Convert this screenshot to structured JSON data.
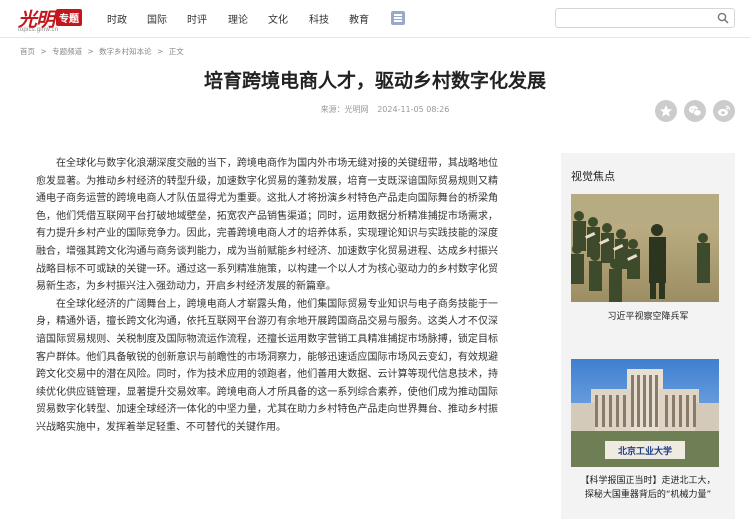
{
  "header": {
    "logo_text": "光明",
    "logo_tag": "专题",
    "logo_url": "topics.gmw.cn",
    "nav": [
      "时政",
      "国际",
      "时评",
      "理论",
      "文化",
      "科技",
      "教育"
    ],
    "menu_icon": "menu-grid-icon",
    "search": {
      "value": "",
      "placeholder": "",
      "icon": "search-icon"
    }
  },
  "breadcrumb": [
    "首页",
    ">",
    "专题频道",
    ">",
    "数字乡村知本论",
    ">",
    "正文"
  ],
  "article": {
    "title": "培育跨境电商人才，驱动乡村数字化发展",
    "source": "来源：光明网",
    "date": "2024-11-05 08:26",
    "paragraphs": [
      "在全球化与数字化浪潮深度交融的当下，跨境电商作为国内外市场无缝对接的关键纽带，其战略地位愈发显著。为推动乡村经济的转型升级，加速数字化贸易的蓬勃发展，培育一支既深谙国际贸易规则又精通电子商务运营的跨境电商人才队伍显得尤为重要。这批人才将扮演乡村特色产品走向国际舞台的桥梁角色，他们凭借互联网平台打破地域壁垒，拓宽农产品销售渠道；同时，运用数据分析精准捕捉市场需求，有力提升乡村产业的国际竞争力。因此，完善跨境电商人才的培养体系，实现理论知识与实践技能的深度融合，增强其跨文化沟通与商务谈判能力，成为当前赋能乡村经济、加速数字化贸易进程、达成乡村振兴战略目标不可或缺的关键一环。通过这一系列精准施策，以构建一个以人才为核心驱动力的乡村数字化贸易新生态，为乡村振兴注入强劲动力，开启乡村经济发展的新篇章。",
      "在全球化经济的广阔舞台上，跨境电商人才崭露头角，他们集国际贸易专业知识与电子商务技能于一身，精通外语，擅长跨文化沟通，依托互联网平台游刃有余地开展跨国商品交易与服务。这类人才不仅深谙国际贸易规则、关税制度及国际物流运作流程，还擅长运用数字营销工具精准捕捉市场脉搏，锁定目标客户群体。他们具备敏锐的创新意识与前瞻性的市场洞察力，能够迅速适应国际市场风云变幻，有效规避跨文化交易中的潜在风险。同时，作为技术应用的领跑者，他们善用大数据、云计算等现代信息技术，持续优化供应链管理，显著提升交易效率。跨境电商人才所具备的这一系列综合素养，使他们成为推动国际贸易数字化转型、加速全球经济一体化的中坚力量，尤其在助力乡村特色产品走向世界舞台、推动乡村振兴战略实施中，发挥着举足轻重、不可替代的关键作用。"
    ],
    "share_icons": [
      "star-icon",
      "wechat-icon",
      "weibo-icon"
    ]
  },
  "sidebar": {
    "title": "视觉焦点",
    "items": [
      {
        "caption": "习近平视察空降兵军",
        "image": "xi-jinping-inspects-troops-photo"
      },
      {
        "caption_line1": "【科学报国正当时】走进北工大，",
        "caption_line2": "探秘大国重器背后的“机械力量”",
        "image": "beijing-university-of-technology-building-photo",
        "sign_text": "北京工业大学"
      }
    ]
  },
  "colors": {
    "brand": "#c4161c",
    "sidebar_bg": "#f3f3f3",
    "share_bg": "#cccccc"
  }
}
************
TASK BRIEF: Restate each entry word for word, please, but drop any images it holds.

ANSWER FOR THE TASK:
Convert this screenshot to structured JSON data.
{
  "header": {
    "logo_text": "光明",
    "logo_tag": "专题",
    "logo_url": "topics.gmw.cn",
    "nav": [
      "时政",
      "国际",
      "时评",
      "理论",
      "文化",
      "科技",
      "教育"
    ],
    "menu_icon": "menu-grid-icon",
    "search": {
      "value": "",
      "placeholder": "",
      "icon": "search-icon"
    }
  },
  "breadcrumb": [
    "首页",
    ">",
    "专题频道",
    ">",
    "数字乡村知本论",
    ">",
    "正文"
  ],
  "article": {
    "title": "培育跨境电商人才，驱动乡村数字化发展",
    "source": "来源：光明网",
    "date": "2024-11-05 08:26",
    "paragraphs": [
      "在全球化与数字化浪潮深度交融的当下，跨境电商作为国内外市场无缝对接的关键纽带，其战略地位愈发显著。为推动乡村经济的转型升级，加速数字化贸易的蓬勃发展，培育一支既深谙国际贸易规则又精通电子商务运营的跨境电商人才队伍显得尤为重要。这批人才将扮演乡村特色产品走向国际舞台的桥梁角色，他们凭借互联网平台打破地域壁垒，拓宽农产品销售渠道；同时，运用数据分析精准捕捉市场需求，有力提升乡村产业的国际竞争力。因此，完善跨境电商人才的培养体系，实现理论知识与实践技能的深度融合，增强其跨文化沟通与商务谈判能力，成为当前赋能乡村经济、加速数字化贸易进程、达成乡村振兴战略目标不可或缺的关键一环。通过这一系列精准施策，以构建一个以人才为核心驱动力的乡村数字化贸易新生态，为乡村振兴注入强劲动力，开启乡村经济发展的新篇章。",
      "在全球化经济的广阔舞台上，跨境电商人才崭露头角，他们集国际贸易专业知识与电子商务技能于一身，精通外语，擅长跨文化沟通，依托互联网平台游刃有余地开展跨国商品交易与服务。这类人才不仅深谙国际贸易规则、关税制度及国际物流运作流程，还擅长运用数字营销工具精准捕捉市场脉搏，锁定目标客户群体。他们具备敏锐的创新意识与前瞻性的市场洞察力，能够迅速适应国际市场风云变幻，有效规避跨文化交易中的潜在风险。同时，作为技术应用的领跑者，他们善用大数据、云计算等现代信息技术，持续优化供应链管理，显著提升交易效率。跨境电商人才所具备的这一系列综合素养，使他们成为推动国际贸易数字化转型、加速全球经济一体化的中坚力量，尤其在助力乡村特色产品走向世界舞台、推动乡村振兴战略实施中，发挥着举足轻重、不可替代的关键作用。"
    ],
    "share_icons": [
      "star-icon",
      "wechat-icon",
      "weibo-icon"
    ]
  },
  "sidebar": {
    "title": "视觉焦点",
    "items": [
      {
        "caption": "习近平视察空降兵军",
        "image": "xi-jinping-inspects-troops-photo"
      },
      {
        "caption_line1": "【科学报国正当时】走进北工大，",
        "caption_line2": "探秘大国重器背后的“机械力量”",
        "image": "beijing-university-of-technology-building-photo",
        "sign_text": "北京工业大学"
      }
    ]
  },
  "colors": {
    "brand": "#c4161c",
    "sidebar_bg": "#f3f3f3",
    "share_bg": "#cccccc"
  }
}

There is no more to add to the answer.